(Recorded data)
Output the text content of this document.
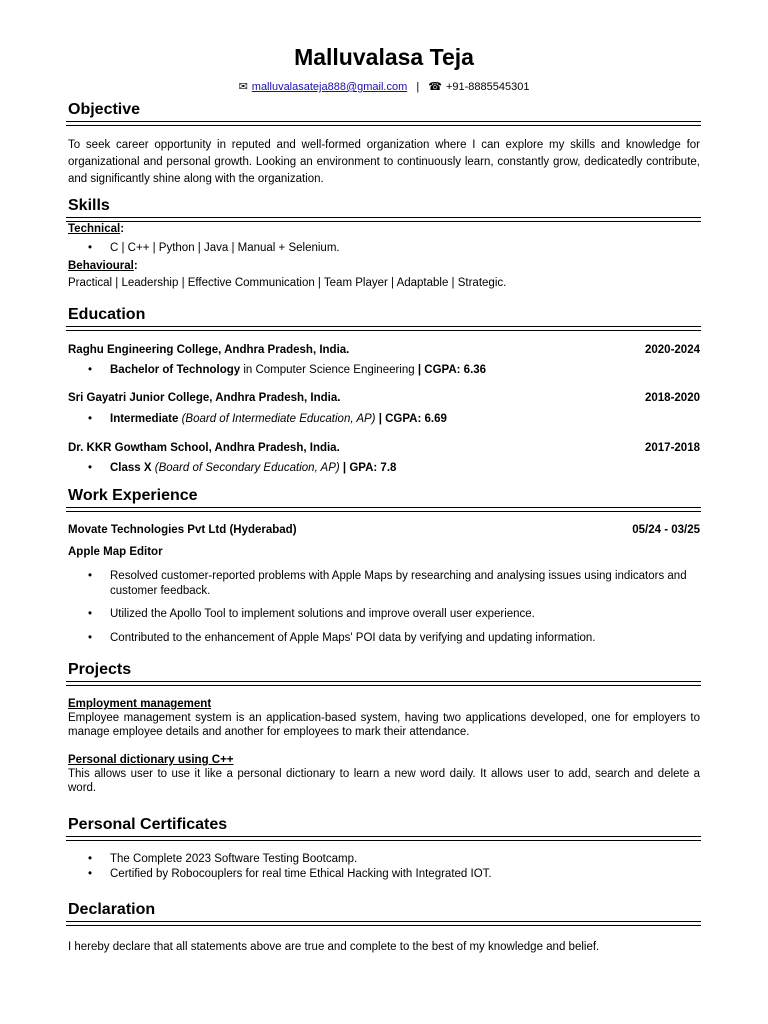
Malluvalasa Teja
✉ malluvalasateja888@gmail.com | ☎ +91-8885545301
Objective
To seek career opportunity in reputed and well-formed organization where I can explore my skills and knowledge for organizational and personal growth. Looking an environment to continuously learn, constantly grow, dedicatedly contribute, and significantly shine along with the organization.
Skills
Technical:
• C | C++ | Python | Java | Manual + Selenium.
Behavioural:
Practical | Leadership | Effective Communication | Team Player | Adaptable | Strategic.
Education
Raghu Engineering College, Andhra Pradesh, India.	2020-2024
• Bachelor of Technology in Computer Science Engineering | CGPA: 6.36
Sri Gayatri Junior College, Andhra Pradesh, India.	2018-2020
• Intermediate (Board of Intermediate Education, AP) | CGPA: 6.69
Dr. KKR Gowtham School, Andhra Pradesh, India.	2017-2018
• Class X (Board of Secondary Education, AP) | GPA: 7.8
Work Experience
Movate Technologies Pvt Ltd (Hyderabad)	05/24 - 03/25
Apple Map Editor
• Resolved customer-reported problems with Apple Maps by researching and analysing issues using indicators and customer feedback.
• Utilized the Apollo Tool to implement solutions and improve overall user experience.
• Contributed to the enhancement of Apple Maps' POI data by verifying and updating information.
Projects
Employment management
Employee management system is an application-based system, having two applications developed, one for employers to manage employee details and another for employees to mark their attendance.
Personal dictionary using C++
This allows user to use it like a personal dictionary to learn a new word daily. It allows user to add, search and delete a word.
Personal Certificates
• The Complete 2023 Software Testing Bootcamp.
• Certified by Robocouplers for real time Ethical Hacking with Integrated IOT.
Declaration
I hereby declare that all statements above are true and complete to the best of my knowledge and belief.
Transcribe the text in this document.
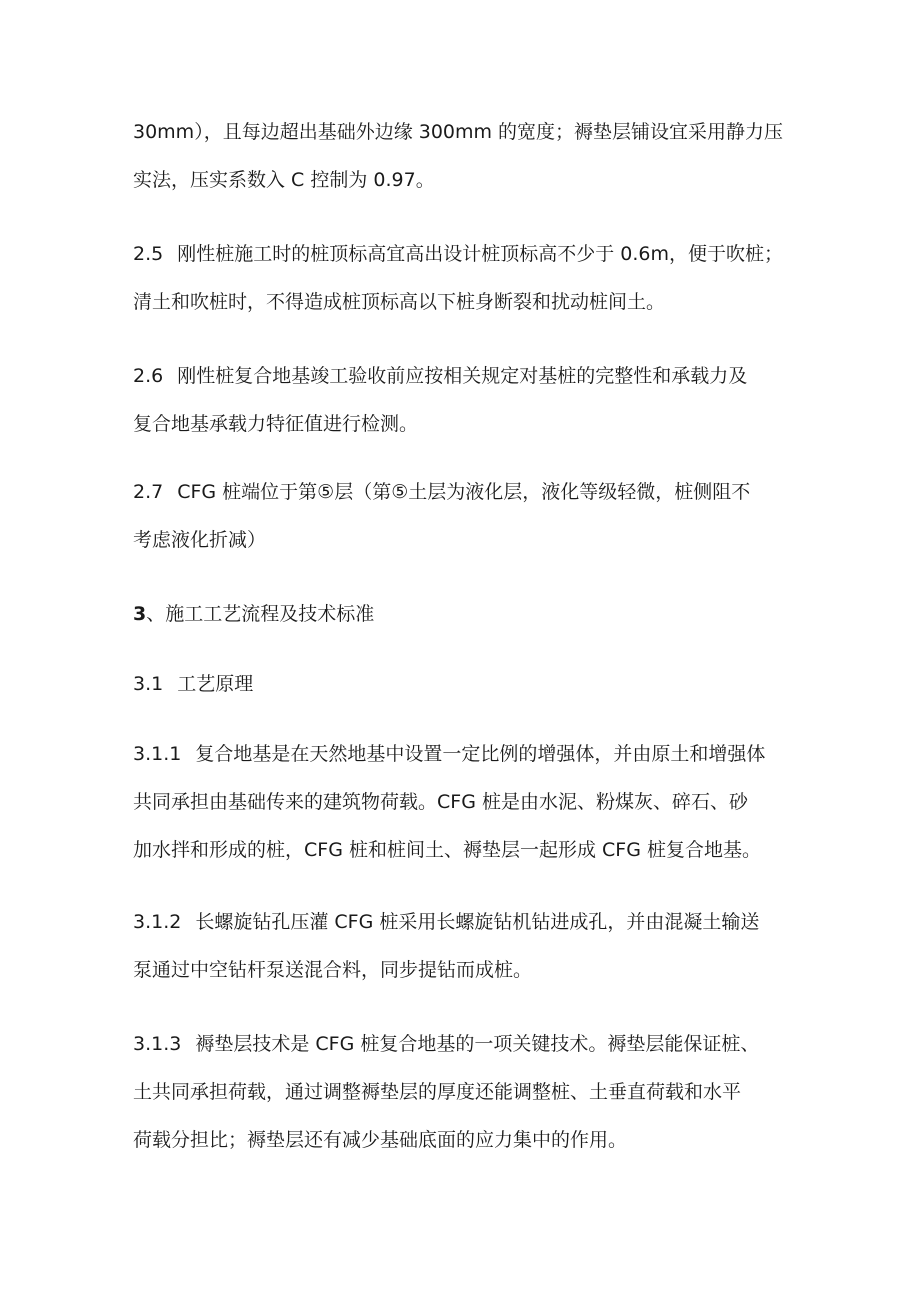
30mm），且每边超出基础外边缘 300mm 的宽度；褥垫层铺设宜采用静力压
实法，压实系数入 C 控制为 0.97。
2.5 刚性桩施工时的桩顶标高宜高出设计桩顶标高不少于 0.6m，便于吹桩；
清土和吹桩时，不得造成桩顶标高以下桩身断裂和扰动桩间土。
2.6 刚性桩复合地基竣工验收前应按相关规定对基桩的完整性和承载力及
复合地基承载力特征值进行检测。
2.7 CFG 桩端位于第⑤层（第⑤土层为液化层，液化等级轻微，桩侧阻不
考虑液化折减）
3、施工工艺流程及技术标准
3.1 工艺原理
3.1.1 复合地基是在天然地基中设置一定比例的增强体，并由原土和增强体
共同承担由基础传来的建筑物荷载。CFG 桩是由水泥、粉煤灰、碎石、砂
加水拌和形成的桩，CFG 桩和桩间土、褥垫层一起形成 CFG 桩复合地基。
3.1.2 长螺旋钻孔压灌 CFG 桩采用长螺旋钻机钻进成孔，并由混凝土输送
泵通过中空钻杆泵送混合料，同步提钻而成桩。
3.1.3 褥垫层技术是 CFG 桩复合地基的一项关键技术。褥垫层能保证桩、
土共同承担荷载，通过调整褥垫层的厚度还能调整桩、土垂直荷载和水平
荷载分担比；褥垫层还有减少基础底面的应力集中的作用。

▸ **WRITTEN TASK**:
Restate each entry word for word, leaving out any pictures.

▸ **TASK ANSWER**:
Output the text content of this document.
Malluvalasa Teja
✉ malluvalasateja888@gmail.com | ☎ +91-8885545301
Objective
To seek career opportunity in reputed and well-formed organization where I can explore my skills and knowledge for organizational and personal growth. Looking an environment to continuously learn, constantly grow, dedicatedly contribute, and significantly shine along with the organization.
Skills
Technical:
• C | C++ | Python | Java | Manual + Selenium.
Behavioural:
Practical | Leadership | Effective Communication | Team Player | Adaptable | Strategic.
Education
Raghu Engineering College, Andhra Pradesh, India.	2020-2024
• Bachelor of Technology in Computer Science Engineering | CGPA: 6.36
Sri Gayatri Junior College, Andhra Pradesh, India.	2018-2020
• Intermediate (Board of Intermediate Education, AP) | CGPA: 6.69
Dr. KKR Gowtham School, Andhra Pradesh, India.	2017-2018
• Class X (Board of Secondary Education, AP) | GPA: 7.8
Work Experience
Movate Technologies Pvt Ltd (Hyderabad)	05/24 - 03/25
Apple Map Editor
• Resolved customer-reported problems with Apple Maps by researching and analysing issues using indicators and customer feedback.
• Utilized the Apollo Tool to implement solutions and improve overall user experience.
• Contributed to the enhancement of Apple Maps' POI data by verifying and updating information.
Projects
Employment management
Employee management system is an application-based system, having two applications developed, one for employers to manage employee details and another for employees to mark their attendance.
Personal dictionary using C++
This allows user to use it like a personal dictionary to learn a new word daily. It allows user to add, search and delete a word.
Personal Certificates
• The Complete 2023 Software Testing Bootcamp.
• Certified by Robocouplers for real time Ethical Hacking with Integrated IOT.
Declaration
I hereby declare that all statements above are true and complete to the best of my knowledge and belief.
Transcribe the text in this document.
30mm），且每边超出基础外边缘 300mm 的宽度；褥垫层铺设宜采用静力压
实法，压实系数入 C 控制为 0.97。
2.5 刚性桩施工时的桩顶标高宜高出设计桩顶标高不少于 0.6m，便于吹桩；
清土和吹桩时，不得造成桩顶标高以下桩身断裂和扰动桩间土。
2.6 刚性桩复合地基竣工验收前应按相关规定对基桩的完整性和承载力及
复合地基承载力特征值进行检测。
2.7 CFG 桩端位于第⑤层（第⑤土层为液化层，液化等级轻微，桩侧阻不
考虑液化折减）
3、施工工艺流程及技术标准
3.1 工艺原理
3.1.1 复合地基是在天然地基中设置一定比例的增强体，并由原土和增强体
共同承担由基础传来的建筑物荷载。CFG 桩是由水泥、粉煤灰、碎石、砂
加水拌和形成的桩，CFG 桩和桩间土、褥垫层一起形成 CFG 桩复合地基。
3.1.2 长螺旋钻孔压灌 CFG 桩采用长螺旋钻机钻进成孔，并由混凝土输送
泵通过中空钻杆泵送混合料，同步提钻而成桩。
3.1.3 褥垫层技术是 CFG 桩复合地基的一项关键技术。褥垫层能保证桩、
土共同承担荷载，通过调整褥垫层的厚度还能调整桩、土垂直荷载和水平
荷载分担比；褥垫层还有减少基础底面的应力集中的作用。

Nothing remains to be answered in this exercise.